**What the task asks:** Which lines hold the word "title"? Show each of them.
|---|
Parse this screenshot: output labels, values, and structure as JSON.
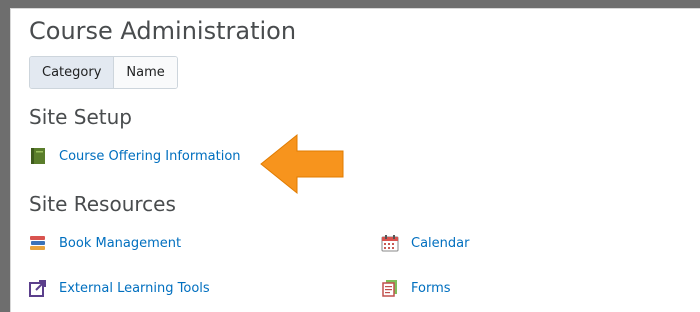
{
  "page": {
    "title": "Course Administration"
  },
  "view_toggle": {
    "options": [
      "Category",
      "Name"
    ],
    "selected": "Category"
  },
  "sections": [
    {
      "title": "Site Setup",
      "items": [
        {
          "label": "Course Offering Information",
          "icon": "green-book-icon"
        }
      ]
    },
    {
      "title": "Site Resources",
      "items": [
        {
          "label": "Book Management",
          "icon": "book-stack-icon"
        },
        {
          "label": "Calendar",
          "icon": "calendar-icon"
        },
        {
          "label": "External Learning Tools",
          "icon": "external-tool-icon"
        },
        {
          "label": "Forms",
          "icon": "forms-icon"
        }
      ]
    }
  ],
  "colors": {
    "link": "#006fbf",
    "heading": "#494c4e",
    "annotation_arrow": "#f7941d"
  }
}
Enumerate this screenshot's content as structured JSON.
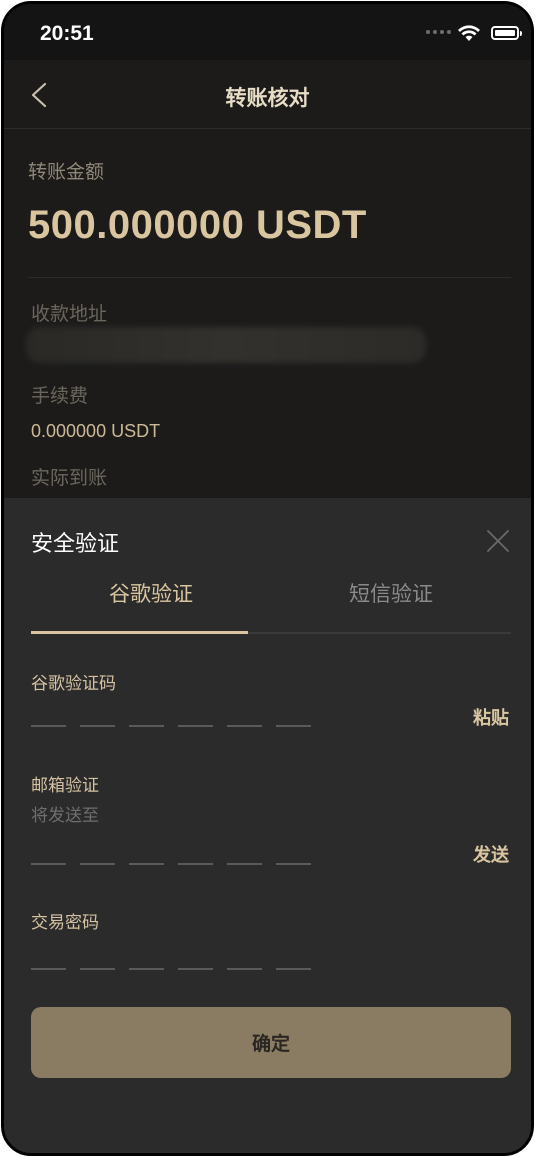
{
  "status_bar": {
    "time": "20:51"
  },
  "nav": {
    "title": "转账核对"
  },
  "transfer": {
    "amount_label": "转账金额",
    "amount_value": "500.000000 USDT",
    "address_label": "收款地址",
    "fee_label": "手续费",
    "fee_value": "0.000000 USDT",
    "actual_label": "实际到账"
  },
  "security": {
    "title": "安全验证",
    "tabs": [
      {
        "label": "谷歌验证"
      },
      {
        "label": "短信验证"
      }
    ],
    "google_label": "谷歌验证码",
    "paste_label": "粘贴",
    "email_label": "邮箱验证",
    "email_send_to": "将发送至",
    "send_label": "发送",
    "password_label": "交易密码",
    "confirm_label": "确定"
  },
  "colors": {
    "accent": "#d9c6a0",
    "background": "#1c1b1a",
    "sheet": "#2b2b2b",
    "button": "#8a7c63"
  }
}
|---|
**Reply:**
    "title": "Course Administration"
      "title": "Site Setup",
      "title": "Site Resources",
    "title": "转账核对"
    "title": "安全验证",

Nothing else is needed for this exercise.